Short exercise:
Update the rows from the line with "- terms-row: He" to the line with "- send-report-button[interactable]: Enviar" by changing "button" to "control" and leaving everything else the same.

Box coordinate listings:
────────────────

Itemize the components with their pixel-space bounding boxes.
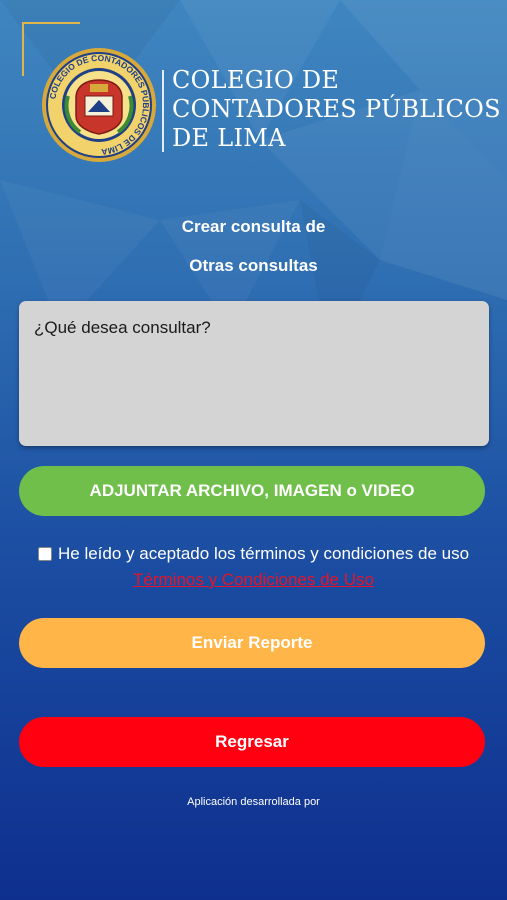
- terms-row: He leído y aceptado los términos y condi…: [38, 544, 469, 564]
- attach-file-button[interactable]: ADJUNTAR ARCHIVO, IMAGEN o VIDEO: [19, 466, 485, 516]
- college-seal-logo: COLEGIO DE CONTADORES PÚBLICOS DE LIMA: [42, 48, 156, 162]
- terms-label: He leído y aceptado los términos y condi…: [58, 544, 470, 563]
- brand-divider: [162, 70, 164, 152]
- brand-name: COLEGIO DE CONTADORES PÚBLICOS DE LIMA: [172, 66, 501, 153]
- brand-line-2: CONTADORES PÚBLICOS: [172, 95, 501, 123]
- brand-line-3: DE LIMA: [172, 124, 286, 152]
- back-button[interactable]: Regresar: [19, 717, 485, 767]
- send-report-button[interactable]: Enviar Reporte: [19, 618, 485, 668]
- query-field-container: [19, 301, 489, 446]
- terms-link[interactable]: Términos y Condiciones de Uso: [0, 570, 507, 590]
- brand-line-1: COLEGIO DE: [172, 66, 340, 94]
- form-category: Otras consultas: [189, 256, 318, 275]
- form-title: Crear consulta de: [181, 217, 326, 236]
- developer-credit: Aplicación desarrollada por: [187, 796, 320, 808]
- terms-checkbox[interactable]: [38, 547, 52, 561]
- query-input[interactable]: [19, 301, 489, 446]
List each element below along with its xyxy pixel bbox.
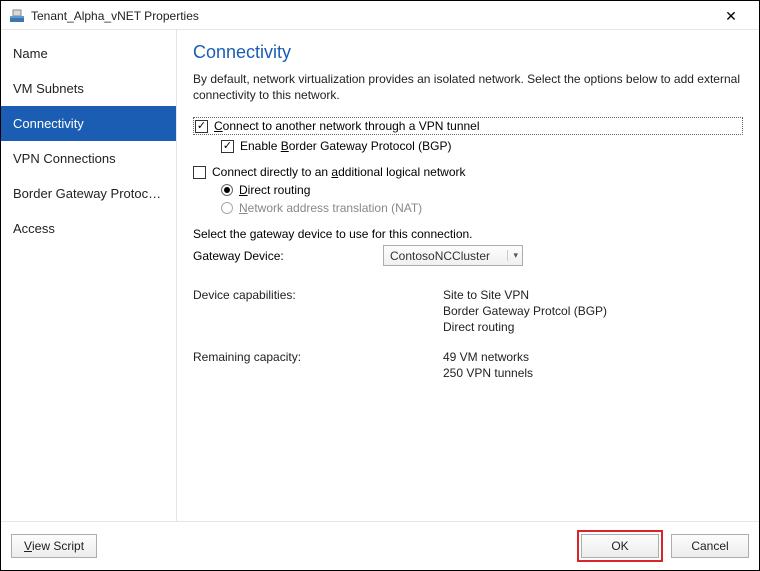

────────────────

The result:
- terms-row: He leído y aceptado los términos y condi…: [38, 544, 469, 564]
- attach-file-control[interactable]: ADJUNTAR ARCHIVO, IMAGEN o VIDEO: [19, 466, 485, 516]
- college-seal-logo: COLEGIO DE CONTADORES PÚBLICOS DE LIMA: [42, 48, 156, 162]
- terms-label: He leído y aceptado los términos y condi…: [58, 544, 470, 563]
- brand-divider: [162, 70, 164, 152]
- brand-name: COLEGIO DE CONTADORES PÚBLICOS DE LIMA: [172, 66, 501, 153]
- brand-line-2: CONTADORES PÚBLICOS: [172, 95, 501, 123]
- brand-line-3: DE LIMA: [172, 124, 286, 152]
- back-control[interactable]: Regresar: [19, 717, 485, 767]
- send-report-control[interactable]: Enviar Reporte: [19, 618, 485, 668]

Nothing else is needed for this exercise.